## STATED EXERCISE 1
Write out every line of the region boundary data rows below, keeping each line unchanged and in its original order.

## TEXT PASSAGE
ADL SCORM Run-Time Environment - Summary
|There are several key concepts that are introduced in the SCORM Run-Time Environment (RTE) book. The book covers the essential LMS responsibilities for sequencing content objects (SCOs or Assets) during run-time and allowing SCOs to indicate navigation requests. In addition, guidance is offered for providing navigation controls to learners. General subjects discussed include:
- Run-Time Environment Management: Launching of content objects – SCOs and Assets, Management of communications with a SCO, Run-time environment data model management.
- Application Programming Interface (API): LMS API requirements, SCOM communication requirements, communication error conditions) Run-Time.
- Environment Data Model: Data model management and behavior requirements, Data type requirements.
SCORM Conceptual Run-Time Environment.
|Managing The Run-Time Environment
As described in the Content Aggregation Model, the SCORM Content Model is made up of three components:
The SCORM CAM describes the characteristics of launchable content objects; SCOs and Assets are the defined content model components that can be launched. Different launching requirements exist depending on the content object’s type. The launching process defines the common way for LMSs to launch content objects to the learner’s Web browser. The procedures and responsibilities for establishing communication between the launched content object and the LMS vary depending on the type of the launched content object.
- Content Organizations
It is the responsibility of the LMS to manage the sequencing between learning activities based on well-defined behaviors and the evaluation of defined sequencing information applied to activities. The progression through learning activities that comprise a particular learning experience may be sequential, nonsequential, user-directed or adaptive, depending on the sequencing information defined and the interactions between a learner and content objects.
The two SCORM Content Model components that can be launched by an LMS are Assets and SCOs. There are different launching requirements depending on the type of learning resource being launched. The launching mechanism defines the common way for LMSs to start learning resources. The procedures and responsibilities for the establishment of communication between the delivered learning resource and the LMS vary depending on the type of SCORM learning resource being launched:
- Asset. For content objects that represent Assets, the SCORM launch model only requires that an LMS launch the Asset using the HTTP protocol. An Asset does not communicate to the LMS via the API and Data Model.
- Sharable Content Object (SCO). For content objects that represent SCOs, the SCORM launch model requires that an LMS launch and track one SCO at a time (per learner). In other words, the LMS launches and tracks one SCO at a time (per learner).The launched SCO can itself implement an API Instance for subordinate SCOs that it may launch and track. The LMS is not responsible for “knowing” of these subordinate SCOs. If this is the case, the SCO that was launched by the LMS is responsible for all cleanup (e.g., closing of any windows that were opened to host the subordinate SCO) upon termination of itself. All communication with the LMS must take place with the SCO that was launched by the LMS.
|Application Program Interface (API)

[Region boundary data]
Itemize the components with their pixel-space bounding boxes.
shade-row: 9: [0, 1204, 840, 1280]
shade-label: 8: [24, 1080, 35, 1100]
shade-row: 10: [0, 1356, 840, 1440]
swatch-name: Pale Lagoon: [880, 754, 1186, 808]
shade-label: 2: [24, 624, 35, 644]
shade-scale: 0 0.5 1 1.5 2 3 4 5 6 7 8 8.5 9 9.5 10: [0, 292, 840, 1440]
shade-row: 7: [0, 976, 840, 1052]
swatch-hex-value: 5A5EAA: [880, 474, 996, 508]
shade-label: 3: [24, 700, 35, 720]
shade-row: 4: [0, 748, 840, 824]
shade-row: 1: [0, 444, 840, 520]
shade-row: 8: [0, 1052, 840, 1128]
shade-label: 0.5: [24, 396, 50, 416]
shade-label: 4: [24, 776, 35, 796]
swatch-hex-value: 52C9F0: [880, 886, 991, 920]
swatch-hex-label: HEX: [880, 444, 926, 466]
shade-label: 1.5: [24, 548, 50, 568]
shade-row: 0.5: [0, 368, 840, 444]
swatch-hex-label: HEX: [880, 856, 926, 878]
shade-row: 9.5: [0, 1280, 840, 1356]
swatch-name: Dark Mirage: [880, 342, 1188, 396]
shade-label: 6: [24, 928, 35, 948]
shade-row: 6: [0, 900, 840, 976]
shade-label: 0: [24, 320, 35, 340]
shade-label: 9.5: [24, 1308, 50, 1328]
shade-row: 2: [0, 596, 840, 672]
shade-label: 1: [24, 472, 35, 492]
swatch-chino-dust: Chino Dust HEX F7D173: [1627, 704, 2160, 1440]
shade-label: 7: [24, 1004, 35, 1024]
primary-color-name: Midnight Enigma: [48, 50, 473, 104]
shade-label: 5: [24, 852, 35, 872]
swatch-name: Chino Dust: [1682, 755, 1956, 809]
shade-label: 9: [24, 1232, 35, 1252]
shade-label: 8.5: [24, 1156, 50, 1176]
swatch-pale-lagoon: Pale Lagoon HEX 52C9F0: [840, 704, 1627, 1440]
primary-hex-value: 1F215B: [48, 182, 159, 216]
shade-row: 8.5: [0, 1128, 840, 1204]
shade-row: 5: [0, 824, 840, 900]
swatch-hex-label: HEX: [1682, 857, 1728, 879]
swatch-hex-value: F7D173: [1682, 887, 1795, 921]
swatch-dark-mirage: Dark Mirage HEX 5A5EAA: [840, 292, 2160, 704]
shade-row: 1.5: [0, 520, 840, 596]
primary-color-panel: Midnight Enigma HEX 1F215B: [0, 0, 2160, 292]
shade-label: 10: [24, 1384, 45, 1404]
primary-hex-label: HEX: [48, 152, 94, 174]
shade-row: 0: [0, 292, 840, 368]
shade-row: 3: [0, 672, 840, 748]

## STATED EXERCISE 2
According to the SCORM summary, why does a SCO that launches its own subordinate SCOs have to handle cleanup when it terminates?

## WRITTEN ANSWER 1
Itemize the components with their pixel-space bounding boxes.
shade-row: 9: [0, 1204, 840, 1280]
shade-label: 8: [24, 1080, 35, 1100]
shade-row: 10: [0, 1356, 840, 1440]
swatch-name: Pale Lagoon: [880, 754, 1186, 808]
shade-label: 2: [24, 624, 35, 644]
shade-scale: 0 0.5 1 1.5 2 3 4 5 6 7 8 8.5 9 9.5 10: [0, 292, 840, 1440]
shade-row: 7: [0, 976, 840, 1052]
swatch-hex-value: 5A5EAA: [880, 474, 996, 508]
shade-label: 3: [24, 700, 35, 720]
shade-row: 4: [0, 748, 840, 824]
shade-row: 1: [0, 444, 840, 520]
shade-row: 8: [0, 1052, 840, 1128]
shade-label: 0.5: [24, 396, 50, 416]
shade-label: 4: [24, 776, 35, 796]
swatch-hex-value: 52C9F0: [880, 886, 991, 920]
swatch-hex-label: HEX: [880, 444, 926, 466]
shade-label: 1.5: [24, 548, 50, 568]
shade-row: 0.5: [0, 368, 840, 444]
swatch-hex-label: HEX: [880, 856, 926, 878]
shade-row: 9.5: [0, 1280, 840, 1356]
swatch-name: Dark Mirage: [880, 342, 1188, 396]
shade-label: 6: [24, 928, 35, 948]
shade-row: 6: [0, 900, 840, 976]
shade-label: 0: [24, 320, 35, 340]
shade-label: 9.5: [24, 1308, 50, 1328]
shade-row: 2: [0, 596, 840, 672]
shade-label: 1: [24, 472, 35, 492]
swatch-chino-dust: Chino Dust HEX F7D173: [1627, 704, 2160, 1440]
shade-label: 7: [24, 1004, 35, 1024]
primary-color-name: Midnight Enigma: [48, 50, 473, 104]
shade-label: 5: [24, 852, 35, 872]
swatch-name: Chino Dust: [1682, 755, 1956, 809]
shade-label: 9: [24, 1232, 35, 1252]
shade-label: 8.5: [24, 1156, 50, 1176]
swatch-pale-lagoon: Pale Lagoon HEX 52C9F0: [840, 704, 1627, 1440]
primary-hex-value: 1F215B: [48, 182, 159, 216]
shade-row: 8.5: [0, 1128, 840, 1204]
shade-row: 5: [0, 824, 840, 900]
swatch-hex-label: HEX: [1682, 857, 1728, 879]
swatch-hex-value: F7D173: [1682, 887, 1795, 921]
swatch-dark-mirage: Dark Mirage HEX 5A5EAA: [840, 292, 2160, 704]
shade-row: 1.5: [0, 520, 840, 596]
primary-color-panel: Midnight Enigma HEX 1F215B: [0, 0, 2160, 292]
shade-label: 10: [24, 1384, 45, 1404]
primary-hex-label: HEX: [48, 152, 94, 174]
shade-row: 0: [0, 292, 840, 368]
shade-row: 3: [0, 672, 840, 748]

## WRITTEN ANSWER 2
The LMS is not responsible for knowing about subordinate SCOs that a launched SCO starts through its own API Instance. So the SCO launched by the LMS is responsible for all cleanup when it terminates, such as closing any windows opened to host the subordinate SCO.